_Aim of the task_
The data below must be copied in full and without any change.

_Working data_
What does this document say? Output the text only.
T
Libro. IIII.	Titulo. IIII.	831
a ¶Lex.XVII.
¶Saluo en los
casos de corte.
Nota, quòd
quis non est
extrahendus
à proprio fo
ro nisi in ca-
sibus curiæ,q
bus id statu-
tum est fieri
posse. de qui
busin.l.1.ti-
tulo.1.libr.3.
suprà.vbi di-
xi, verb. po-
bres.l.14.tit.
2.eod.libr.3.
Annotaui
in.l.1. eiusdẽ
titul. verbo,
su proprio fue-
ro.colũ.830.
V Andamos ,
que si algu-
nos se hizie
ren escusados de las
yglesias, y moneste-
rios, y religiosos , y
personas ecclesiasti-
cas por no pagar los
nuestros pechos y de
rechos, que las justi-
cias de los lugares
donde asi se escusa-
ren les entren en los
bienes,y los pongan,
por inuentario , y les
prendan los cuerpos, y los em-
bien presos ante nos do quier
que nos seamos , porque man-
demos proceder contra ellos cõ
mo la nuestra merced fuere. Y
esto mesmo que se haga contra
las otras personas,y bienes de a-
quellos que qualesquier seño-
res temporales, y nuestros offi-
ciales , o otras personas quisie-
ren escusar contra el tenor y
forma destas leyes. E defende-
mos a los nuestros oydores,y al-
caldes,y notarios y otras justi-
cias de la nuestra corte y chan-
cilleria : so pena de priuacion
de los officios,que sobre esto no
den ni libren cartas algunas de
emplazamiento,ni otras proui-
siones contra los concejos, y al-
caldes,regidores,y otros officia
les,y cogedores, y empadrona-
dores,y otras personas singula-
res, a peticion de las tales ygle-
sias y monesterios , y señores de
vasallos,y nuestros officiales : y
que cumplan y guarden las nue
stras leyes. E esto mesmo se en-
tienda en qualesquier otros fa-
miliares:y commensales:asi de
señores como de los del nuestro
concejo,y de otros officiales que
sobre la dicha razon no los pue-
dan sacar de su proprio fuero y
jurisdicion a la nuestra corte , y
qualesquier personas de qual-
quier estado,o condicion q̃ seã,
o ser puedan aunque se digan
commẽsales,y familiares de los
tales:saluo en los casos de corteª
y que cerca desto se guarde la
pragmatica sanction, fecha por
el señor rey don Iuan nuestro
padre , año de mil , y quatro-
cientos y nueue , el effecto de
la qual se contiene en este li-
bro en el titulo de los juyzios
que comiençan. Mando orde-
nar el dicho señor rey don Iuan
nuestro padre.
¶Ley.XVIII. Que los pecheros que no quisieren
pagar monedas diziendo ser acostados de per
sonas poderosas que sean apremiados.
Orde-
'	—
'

_Output for this exercise_
What does this document say? Output the text only.
T
Libro. IIII.	Titulo. IIII.	831
a ¶Lex.XVII.
¶Saluo en los
casos de corte.
Nota, quòd
quis non est
extrahendus
à proprio fo
ro nisi in ca-
sibus curiæ,q
bus id statu-
tum est fieri
posse. de qui
busin.l.1.ti-
tulo.1.libr.3.
suprà.vbi di-
xi, verb. po-
bres.l.14.tit.
2.eod.libr.3.
Annotaui
in.l.1. eiusdẽ
titul. verbo,
su proprio fue-
ro.colũ.830.
V Andamos ,
que si algu-
nos se hizie
ren escusados de las
yglesias, y moneste-
rios, y religiosos , y
personas ecclesiasti-
cas por no pagar los
nuestros pechos y de
rechos, que las justi-
cias de los lugares
donde asi se escusa-
ren les entren en los
bienes,y los pongan,
por inuentario , y les
prendan los cuerpos, y los em-
bien presos ante nos do quier
que nos seamos , porque man-
demos proceder contra ellos cõ
mo la nuestra merced fuere. Y
esto mesmo que se haga contra
las otras personas,y bienes de a-
quellos que qualesquier seño-
res temporales, y nuestros offi-
ciales , o otras personas quisie-
ren escusar contra el tenor y
forma destas leyes. E defende-
mos a los nuestros oydores,y al-
caldes,y notarios y otras justi-
cias de la nuestra corte y chan-
cilleria : so pena de priuacion
de los officios,que sobre esto no
den ni libren cartas algunas de
emplazamiento,ni otras proui-
siones contra los concejos, y al-
caldes,regidores,y otros officia
les,y cogedores, y empadrona-
dores,y otras personas singula-
res, a peticion de las tales ygle-
sias y monesterios , y señores de
vasallos,y nuestros officiales : y
que cumplan y guarden las nue
stras leyes. E esto mesmo se en-
tienda en qualesquier otros fa-
miliares:y commensales:asi de
señores como de los del nuestro
concejo,y de otros officiales que
sobre la dicha razon no los pue-
dan sacar de su proprio fuero y
jurisdicion a la nuestra corte , y
qualesquier personas de qual-
quier estado,o condicion q̃ seã,
o ser puedan aunque se digan
commẽsales,y familiares de los
tales:saluo en los casos de corteª
y que cerca desto se guarde la
pragmatica sanction, fecha por
el señor rey don Iuan nuestro
padre , año de mil , y quatro-
cientos y nueue , el effecto de
la qual se contiene en este li-
bro en el titulo de los juyzios
que comiençan. Mando orde-
nar el dicho señor rey don Iuan
nuestro padre.
¶Ley.XVIII. Que los pecheros que no quisieren
pagar monedas diziendo ser acostados de per
sonas poderosas que sean apremiados.
Orde-
'	—
'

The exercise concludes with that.